- [Task directions]: Every entry must be copied word for word.

Collected data entries

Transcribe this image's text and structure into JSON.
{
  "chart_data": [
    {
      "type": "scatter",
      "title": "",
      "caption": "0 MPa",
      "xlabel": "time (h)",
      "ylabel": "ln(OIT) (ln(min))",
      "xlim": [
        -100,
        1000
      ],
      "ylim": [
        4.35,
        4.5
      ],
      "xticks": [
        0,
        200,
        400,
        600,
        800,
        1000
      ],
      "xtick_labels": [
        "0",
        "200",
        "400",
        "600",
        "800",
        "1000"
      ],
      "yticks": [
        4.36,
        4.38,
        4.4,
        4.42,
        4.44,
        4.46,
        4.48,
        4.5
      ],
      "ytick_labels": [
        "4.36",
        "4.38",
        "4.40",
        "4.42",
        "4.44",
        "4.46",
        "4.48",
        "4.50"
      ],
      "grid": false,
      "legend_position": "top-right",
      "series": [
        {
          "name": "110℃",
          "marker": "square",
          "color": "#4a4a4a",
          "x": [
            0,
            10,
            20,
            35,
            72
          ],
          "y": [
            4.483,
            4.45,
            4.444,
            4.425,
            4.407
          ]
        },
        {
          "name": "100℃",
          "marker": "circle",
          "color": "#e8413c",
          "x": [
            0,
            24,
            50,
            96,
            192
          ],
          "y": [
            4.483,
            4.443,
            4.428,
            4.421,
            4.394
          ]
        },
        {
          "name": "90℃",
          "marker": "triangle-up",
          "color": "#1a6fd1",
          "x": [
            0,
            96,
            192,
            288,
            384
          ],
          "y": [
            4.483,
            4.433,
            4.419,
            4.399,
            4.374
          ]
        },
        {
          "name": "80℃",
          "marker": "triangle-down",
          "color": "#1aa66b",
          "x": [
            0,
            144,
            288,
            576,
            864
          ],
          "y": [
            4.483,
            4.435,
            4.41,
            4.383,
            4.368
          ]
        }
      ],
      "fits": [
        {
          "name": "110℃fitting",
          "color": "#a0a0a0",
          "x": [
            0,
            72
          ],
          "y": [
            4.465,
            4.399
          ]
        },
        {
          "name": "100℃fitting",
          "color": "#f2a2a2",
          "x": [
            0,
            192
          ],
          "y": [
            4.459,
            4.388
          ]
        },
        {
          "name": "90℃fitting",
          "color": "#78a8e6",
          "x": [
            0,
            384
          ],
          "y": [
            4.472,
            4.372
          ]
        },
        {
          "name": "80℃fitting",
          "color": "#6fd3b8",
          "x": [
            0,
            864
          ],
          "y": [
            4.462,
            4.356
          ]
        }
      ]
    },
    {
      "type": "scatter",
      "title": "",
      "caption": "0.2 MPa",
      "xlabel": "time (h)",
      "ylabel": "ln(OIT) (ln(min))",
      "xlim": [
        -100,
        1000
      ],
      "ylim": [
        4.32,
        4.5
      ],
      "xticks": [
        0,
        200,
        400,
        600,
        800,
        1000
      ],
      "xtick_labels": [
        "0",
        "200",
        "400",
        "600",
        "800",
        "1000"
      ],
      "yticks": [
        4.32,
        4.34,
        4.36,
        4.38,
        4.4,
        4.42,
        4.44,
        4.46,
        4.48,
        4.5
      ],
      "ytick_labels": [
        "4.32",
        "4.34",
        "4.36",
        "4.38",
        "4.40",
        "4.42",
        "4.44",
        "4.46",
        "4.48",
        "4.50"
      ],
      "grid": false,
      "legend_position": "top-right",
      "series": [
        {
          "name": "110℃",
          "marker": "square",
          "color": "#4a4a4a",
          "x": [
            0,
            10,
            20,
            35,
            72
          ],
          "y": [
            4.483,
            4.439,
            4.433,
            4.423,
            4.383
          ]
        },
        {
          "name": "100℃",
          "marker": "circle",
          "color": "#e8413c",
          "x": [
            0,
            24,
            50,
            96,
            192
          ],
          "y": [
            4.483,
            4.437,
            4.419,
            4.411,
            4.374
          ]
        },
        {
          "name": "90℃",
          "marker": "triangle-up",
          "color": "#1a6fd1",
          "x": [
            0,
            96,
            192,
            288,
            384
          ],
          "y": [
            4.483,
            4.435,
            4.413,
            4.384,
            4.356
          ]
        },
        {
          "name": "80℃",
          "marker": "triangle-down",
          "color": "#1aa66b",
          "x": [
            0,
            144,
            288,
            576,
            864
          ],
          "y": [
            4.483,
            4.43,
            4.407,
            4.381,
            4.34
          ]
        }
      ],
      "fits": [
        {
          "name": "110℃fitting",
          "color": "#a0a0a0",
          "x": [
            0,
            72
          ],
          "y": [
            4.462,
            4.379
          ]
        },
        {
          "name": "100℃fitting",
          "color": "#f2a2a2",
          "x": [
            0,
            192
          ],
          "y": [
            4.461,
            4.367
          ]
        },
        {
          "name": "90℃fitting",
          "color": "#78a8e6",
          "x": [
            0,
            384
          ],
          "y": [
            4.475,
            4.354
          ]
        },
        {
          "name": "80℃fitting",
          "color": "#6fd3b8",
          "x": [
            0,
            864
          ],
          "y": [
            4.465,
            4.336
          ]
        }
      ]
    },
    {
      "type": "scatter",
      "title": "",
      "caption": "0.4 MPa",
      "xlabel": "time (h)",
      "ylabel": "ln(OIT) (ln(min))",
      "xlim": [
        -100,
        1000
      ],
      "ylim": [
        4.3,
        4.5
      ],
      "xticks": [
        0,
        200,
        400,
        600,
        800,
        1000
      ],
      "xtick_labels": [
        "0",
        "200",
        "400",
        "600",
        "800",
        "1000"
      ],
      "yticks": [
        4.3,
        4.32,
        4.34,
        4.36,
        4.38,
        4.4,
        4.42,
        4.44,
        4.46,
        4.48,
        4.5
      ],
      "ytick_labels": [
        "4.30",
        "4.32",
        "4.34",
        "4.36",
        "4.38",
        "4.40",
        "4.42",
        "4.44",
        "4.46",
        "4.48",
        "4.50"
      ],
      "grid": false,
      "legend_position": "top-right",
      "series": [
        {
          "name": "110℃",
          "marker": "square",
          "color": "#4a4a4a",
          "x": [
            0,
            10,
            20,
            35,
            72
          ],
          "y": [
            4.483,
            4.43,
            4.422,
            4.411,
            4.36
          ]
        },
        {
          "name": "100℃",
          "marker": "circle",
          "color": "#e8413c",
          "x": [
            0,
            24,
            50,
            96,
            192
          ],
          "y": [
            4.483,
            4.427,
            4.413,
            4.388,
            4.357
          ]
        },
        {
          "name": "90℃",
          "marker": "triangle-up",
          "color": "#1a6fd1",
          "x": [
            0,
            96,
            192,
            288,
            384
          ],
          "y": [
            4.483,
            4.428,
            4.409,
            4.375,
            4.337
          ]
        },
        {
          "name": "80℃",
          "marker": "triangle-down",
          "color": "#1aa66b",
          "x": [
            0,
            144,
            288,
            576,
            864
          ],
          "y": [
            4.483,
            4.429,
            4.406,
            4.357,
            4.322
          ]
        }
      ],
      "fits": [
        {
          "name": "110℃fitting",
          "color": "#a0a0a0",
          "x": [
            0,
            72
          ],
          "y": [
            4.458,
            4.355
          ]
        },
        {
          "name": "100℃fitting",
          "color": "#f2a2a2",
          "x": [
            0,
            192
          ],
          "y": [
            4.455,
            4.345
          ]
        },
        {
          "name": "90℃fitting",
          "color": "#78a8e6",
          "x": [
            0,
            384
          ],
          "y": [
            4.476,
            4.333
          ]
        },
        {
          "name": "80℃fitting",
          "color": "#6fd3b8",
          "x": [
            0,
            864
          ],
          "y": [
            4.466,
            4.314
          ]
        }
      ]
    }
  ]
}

- [Solution below]:
Transcribe this image's text and structure into JSON.
{
  "chart_data": [
    {
      "type": "scatter",
      "title": "",
      "caption": "0 MPa",
      "xlabel": "time (h)",
      "ylabel": "ln(OIT) (ln(min))",
      "xlim": [
        -100,
        1000
      ],
      "ylim": [
        4.35,
        4.5
      ],
      "xticks": [
        0,
        200,
        400,
        600,
        800,
        1000
      ],
      "xtick_labels": [
        "0",
        "200",
        "400",
        "600",
        "800",
        "1000"
      ],
      "yticks": [
        4.36,
        4.38,
        4.4,
        4.42,
        4.44,
        4.46,
        4.48,
        4.5
      ],
      "ytick_labels": [
        "4.36",
        "4.38",
        "4.40",
        "4.42",
        "4.44",
        "4.46",
        "4.48",
        "4.50"
      ],
      "grid": false,
      "legend_position": "top-right",
      "series": [
        {
          "name": "110℃",
          "marker": "square",
          "color": "#4a4a4a",
          "x": [
            0,
            10,
            20,
            35,
            72
          ],
          "y": [
            4.483,
            4.45,
            4.444,
            4.425,
            4.407
          ]
        },
        {
          "name": "100℃",
          "marker": "circle",
          "color": "#e8413c",
          "x": [
            0,
            24,
            50,
            96,
            192
          ],
          "y": [
            4.483,
            4.443,
            4.428,
            4.421,
            4.394
          ]
        },
        {
          "name": "90℃",
          "marker": "triangle-up",
          "color": "#1a6fd1",
          "x": [
            0,
            96,
            192,
            288,
            384
          ],
          "y": [
            4.483,
            4.433,
            4.419,
            4.399,
            4.374
          ]
        },
        {
          "name": "80℃",
          "marker": "triangle-down",
          "color": "#1aa66b",
          "x": [
            0,
            144,
            288,
            576,
            864
          ],
          "y": [
            4.483,
            4.435,
            4.41,
            4.383,
            4.368
          ]
        }
      ],
      "fits": [
        {
          "name": "110℃fitting",
          "color": "#a0a0a0",
          "x": [
            0,
            72
          ],
          "y": [
            4.465,
            4.399
          ]
        },
        {
          "name": "100℃fitting",
          "color": "#f2a2a2",
          "x": [
            0,
            192
          ],
          "y": [
            4.459,
            4.388
          ]
        },
        {
          "name": "90℃fitting",
          "color": "#78a8e6",
          "x": [
            0,
            384
          ],
          "y": [
            4.472,
            4.372
          ]
        },
        {
          "name": "80℃fitting",
          "color": "#6fd3b8",
          "x": [
            0,
            864
          ],
          "y": [
            4.462,
            4.356
          ]
        }
      ]
    },
    {
      "type": "scatter",
      "title": "",
      "caption": "0.2 MPa",
      "xlabel": "time (h)",
      "ylabel": "ln(OIT) (ln(min))",
      "xlim": [
        -100,
        1000
      ],
      "ylim": [
        4.32,
        4.5
      ],
      "xticks": [
        0,
        200,
        400,
        600,
        800,
        1000
      ],
      "xtick_labels": [
        "0",
        "200",
        "400",
        "600",
        "800",
        "1000"
      ],
      "yticks": [
        4.32,
        4.34,
        4.36,
        4.38,
        4.4,
        4.42,
        4.44,
        4.46,
        4.48,
        4.5
      ],
      "ytick_labels": [
        "4.32",
        "4.34",
        "4.36",
        "4.38",
        "4.40",
        "4.42",
        "4.44",
        "4.46",
        "4.48",
        "4.50"
      ],
      "grid": false,
      "legend_position": "top-right",
      "series": [
        {
          "name": "110℃",
          "marker": "square",
          "color": "#4a4a4a",
          "x": [
            0,
            10,
            20,
            35,
            72
          ],
          "y": [
            4.483,
            4.439,
            4.433,
            4.423,
            4.383
          ]
        },
        {
          "name": "100℃",
          "marker": "circle",
          "color": "#e8413c",
          "x": [
            0,
            24,
            50,
            96,
            192
          ],
          "y": [
            4.483,
            4.437,
            4.419,
            4.411,
            4.374
          ]
        },
        {
          "name": "90℃",
          "marker": "triangle-up",
          "color": "#1a6fd1",
          "x": [
            0,
            96,
            192,
            288,
            384
          ],
          "y": [
            4.483,
            4.435,
            4.413,
            4.384,
            4.356
          ]
        },
        {
          "name": "80℃",
          "marker": "triangle-down",
          "color": "#1aa66b",
          "x": [
            0,
            144,
            288,
            576,
            864
          ],
          "y": [
            4.483,
            4.43,
            4.407,
            4.381,
            4.34
          ]
        }
      ],
      "fits": [
        {
          "name": "110℃fitting",
          "color": "#a0a0a0",
          "x": [
            0,
            72
          ],
          "y": [
            4.462,
            4.379
          ]
        },
        {
          "name": "100℃fitting",
          "color": "#f2a2a2",
          "x": [
            0,
            192
          ],
          "y": [
            4.461,
            4.367
          ]
        },
        {
          "name": "90℃fitting",
          "color": "#78a8e6",
          "x": [
            0,
            384
          ],
          "y": [
            4.475,
            4.354
          ]
        },
        {
          "name": "80℃fitting",
          "color": "#6fd3b8",
          "x": [
            0,
            864
          ],
          "y": [
            4.465,
            4.336
          ]
        }
      ]
    },
    {
      "type": "scatter",
      "title": "",
      "caption": "0.4 MPa",
      "xlabel": "time (h)",
      "ylabel": "ln(OIT) (ln(min))",
      "xlim": [
        -100,
        1000
      ],
      "ylim": [
        4.3,
        4.5
      ],
      "xticks": [
        0,
        200,
        400,
        600,
        800,
        1000
      ],
      "xtick_labels": [
        "0",
        "200",
        "400",
        "600",
        "800",
        "1000"
      ],
      "yticks": [
        4.3,
        4.32,
        4.34,
        4.36,
        4.38,
        4.4,
        4.42,
        4.44,
        4.46,
        4.48,
        4.5
      ],
      "ytick_labels": [
        "4.30",
        "4.32",
        "4.34",
        "4.36",
        "4.38",
        "4.40",
        "4.42",
        "4.44",
        "4.46",
        "4.48",
        "4.50"
      ],
      "grid": false,
      "legend_position": "top-right",
      "series": [
        {
          "name": "110℃",
          "marker": "square",
          "color": "#4a4a4a",
          "x": [
            0,
            10,
            20,
            35,
            72
          ],
          "y": [
            4.483,
            4.43,
            4.422,
            4.411,
            4.36
          ]
        },
        {
          "name": "100℃",
          "marker": "circle",
          "color": "#e8413c",
          "x": [
            0,
            24,
            50,
            96,
            192
          ],
          "y": [
            4.483,
            4.427,
            4.413,
            4.388,
            4.357
          ]
        },
        {
          "name": "90℃",
          "marker": "triangle-up",
          "color": "#1a6fd1",
          "x": [
            0,
            96,
            192,
            288,
            384
          ],
          "y": [
            4.483,
            4.428,
            4.409,
            4.375,
            4.337
          ]
        },
        {
          "name": "80℃",
          "marker": "triangle-down",
          "color": "#1aa66b",
          "x": [
            0,
            144,
            288,
            576,
            864
          ],
          "y": [
            4.483,
            4.429,
            4.406,
            4.357,
            4.322
          ]
        }
      ],
      "fits": [
        {
          "name": "110℃fitting",
          "color": "#a0a0a0",
          "x": [
            0,
            72
          ],
          "y": [
            4.458,
            4.355
          ]
        },
        {
          "name": "100℃fitting",
          "color": "#f2a2a2",
          "x": [
            0,
            192
          ],
          "y": [
            4.455,
            4.345
          ]
        },
        {
          "name": "90℃fitting",
          "color": "#78a8e6",
          "x": [
            0,
            384
          ],
          "y": [
            4.476,
            4.333
          ]
        },
        {
          "name": "80℃fitting",
          "color": "#6fd3b8",
          "x": [
            0,
            864
          ],
          "y": [
            4.466,
            4.314
          ]
        }
      ]
    }
  ]
}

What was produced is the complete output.